begin DATA IN THIS EXERCISE

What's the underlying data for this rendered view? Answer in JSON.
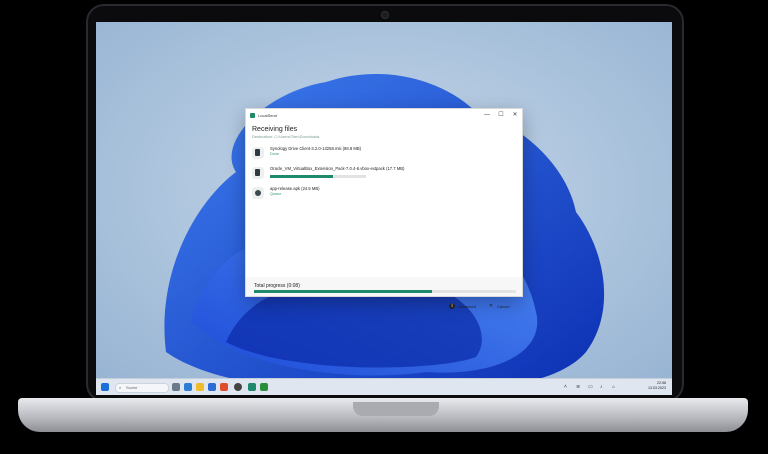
{
  "window": {
    "title": "LocalSend",
    "controls": {
      "minimize": "—",
      "maximize": "☐",
      "close": "✕"
    }
  },
  "transfer": {
    "heading": "Receiving files",
    "subheading": "Destination: C:\\Users\\Tien\\Downloads",
    "files": [
      {
        "name": "Synology Drive Client-3.2.0-13258.msi (88.8 MB)",
        "status": "Done",
        "icon": "document-icon",
        "progress": 1.0
      },
      {
        "name": "Oracle_VM_VirtualBox_Extension_Pack-7.0.4-6.vbox-extpack (17.7 MB)",
        "status": "",
        "icon": "document-icon",
        "progress": 0.66
      },
      {
        "name": "app-release.apk (24.5 MB)",
        "status": "Queue",
        "icon": "android-icon",
        "progress": 0
      }
    ],
    "total_label": "Total progress (0:08)",
    "total_progress": 0.68,
    "advanced_label": "Advanced",
    "cancel_label": "Cancel"
  },
  "taskbar": {
    "search_placeholder": "Suche",
    "time": "22:56",
    "date": "13.03.2023"
  },
  "colors": {
    "accent": "#1f8a6b",
    "taskbar": "#dfe6ef"
  }
}
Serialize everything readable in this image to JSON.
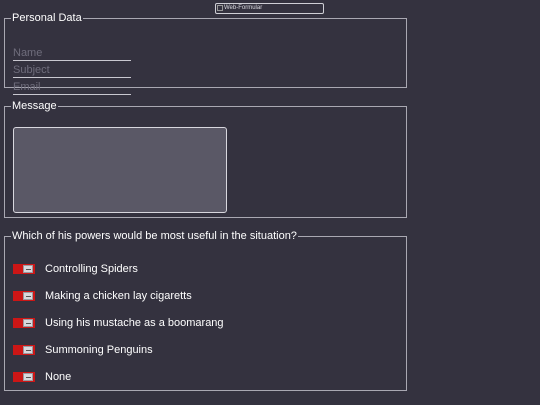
{
  "header": {
    "image_alt": "Web-Formular"
  },
  "personal": {
    "legend": "Personal Data",
    "name_placeholder": "Name",
    "subject_placeholder": "Subject",
    "email_placeholder": "Email"
  },
  "message": {
    "legend": "Message",
    "value": ""
  },
  "powers": {
    "legend": "Which of his powers would be most useful in the situation?",
    "options": [
      {
        "label": "Controlling Spiders",
        "checked": false
      },
      {
        "label": "Making a chicken lay cigaretts",
        "checked": false
      },
      {
        "label": "Using his mustache as a boomarang",
        "checked": false
      },
      {
        "label": "Summoning Penguins",
        "checked": false
      },
      {
        "label": "None",
        "checked": false
      }
    ]
  },
  "colors": {
    "background": "#34323f",
    "toggle_off": "#cc1616",
    "border": "#a9a8b2"
  },
  "icons": {
    "toggle": "toggle-switch-icon",
    "broken_image": "broken-image-icon"
  }
}
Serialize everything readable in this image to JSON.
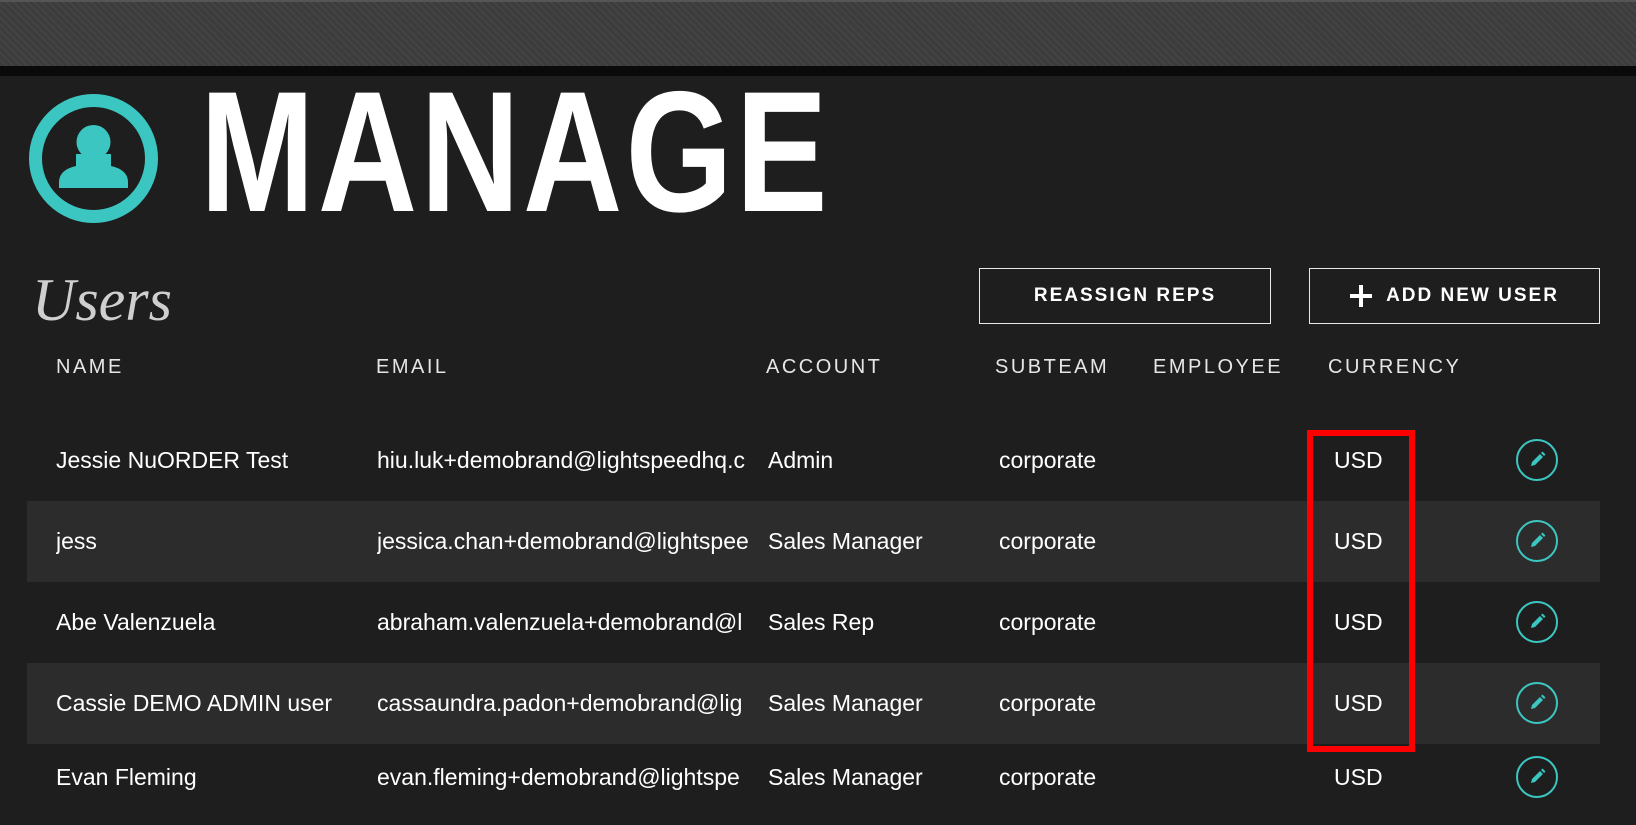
{
  "header": {
    "logo_text": "MANAGE",
    "logo_icon": "user-circle-icon",
    "accent_color": "#3cc6c2"
  },
  "section": {
    "title": "Users"
  },
  "actions": {
    "reassign_label": "REASSIGN REPS",
    "add_label": "ADD NEW USER",
    "add_icon": "plus-icon"
  },
  "table": {
    "columns": [
      "NAME",
      "EMAIL",
      "ACCOUNT",
      "SUBTEAM",
      "EMPLOYEE",
      "CURRENCY"
    ],
    "rows": [
      {
        "name": "Jessie NuORDER Test",
        "email": "hiu.luk+demobrand@lightspeedhq.c",
        "account": "Admin",
        "subteam": "corporate",
        "employee": "",
        "currency": "USD"
      },
      {
        "name": "jess",
        "email": "jessica.chan+demobrand@lightspee",
        "account": "Sales Manager",
        "subteam": "corporate",
        "employee": "",
        "currency": "USD"
      },
      {
        "name": "Abe Valenzuela",
        "email": "abraham.valenzuela+demobrand@l",
        "account": "Sales Rep",
        "subteam": "corporate",
        "employee": "",
        "currency": "USD"
      },
      {
        "name": "Cassie DEMO ADMIN user",
        "email": "cassaundra.padon+demobrand@lig",
        "account": "Sales Manager",
        "subteam": "corporate",
        "employee": "",
        "currency": "USD"
      },
      {
        "name": "Evan Fleming",
        "email": "evan.fleming+demobrand@lightspe",
        "account": "Sales Manager",
        "subteam": "corporate",
        "employee": "",
        "currency": "USD"
      }
    ],
    "row_action_icon": "pencil-edit-icon"
  },
  "annotation": {
    "highlight_color": "#ff0000",
    "target": "currency column"
  }
}
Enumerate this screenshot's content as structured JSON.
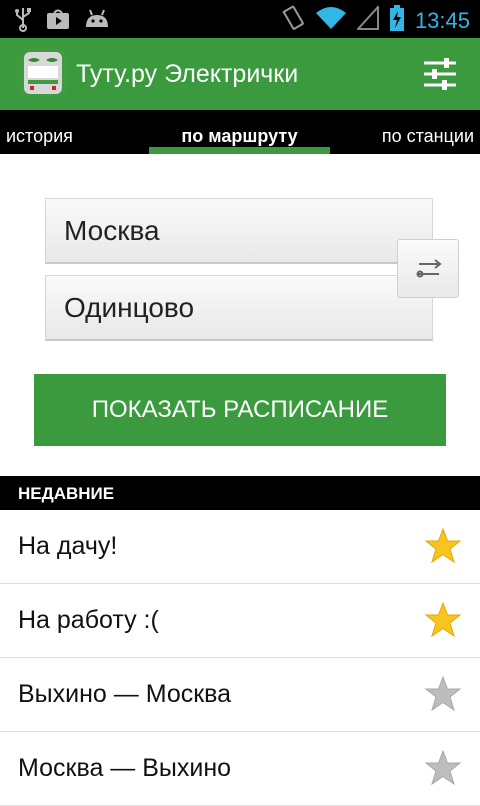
{
  "status_bar": {
    "time": "13:45",
    "icons": [
      "usb-icon",
      "play-store-icon",
      "android-icon",
      "vibrate-icon",
      "wifi-icon",
      "signal-icon",
      "battery-charging-icon"
    ]
  },
  "app_bar": {
    "title": "Туту.ру Электрички",
    "app_icon": "train-icon",
    "settings_icon": "sliders-icon"
  },
  "tabs": [
    {
      "label": "история",
      "selected": false
    },
    {
      "label": "по маршруту",
      "selected": true
    },
    {
      "label": "по станции",
      "selected": false
    }
  ],
  "route_form": {
    "from": "Москва",
    "to": "Одинцово",
    "swap_icon": "swap-icon",
    "submit_label": "ПОКАЗАТЬ РАСПИСАНИЕ"
  },
  "recent": {
    "header": "НЕДАВНИЕ",
    "items": [
      {
        "label": "На дачу!",
        "favorite": true
      },
      {
        "label": "На работу :(",
        "favorite": true
      },
      {
        "label": "Выхино — Москва",
        "favorite": false
      },
      {
        "label": "Москва — Выхино",
        "favorite": false
      }
    ]
  },
  "colors": {
    "brand_green": "#3a9a3d",
    "star_active": "#f7c51d",
    "star_inactive": "#bdbdbd",
    "clock_blue": "#33b5e5"
  }
}
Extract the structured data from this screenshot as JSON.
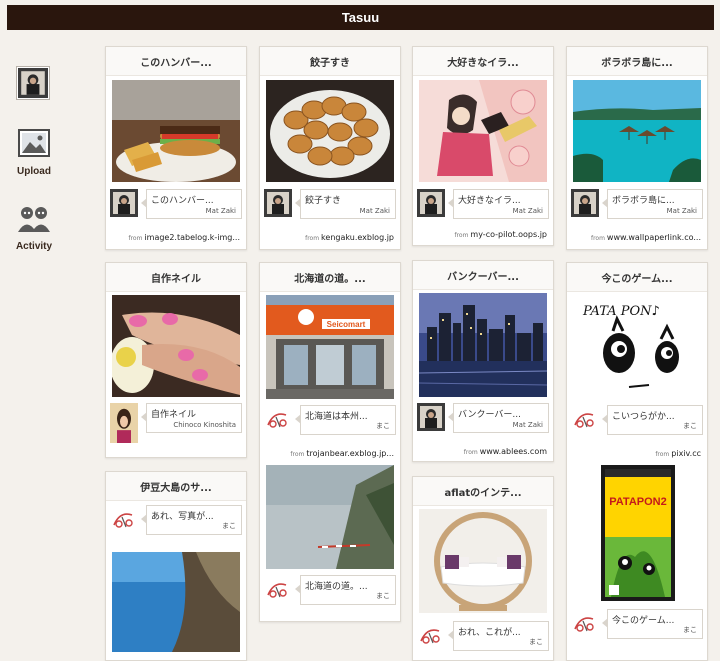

end DATA IN THIS EXERCISE

▸ **OBJECTIVE**
Write out every line of the data that holds the word "title".

▸ **SOLVED PROBLEM**
    "title": "LocalSend",
    "title": "Users"
    "title": "Туту.ру Электрички",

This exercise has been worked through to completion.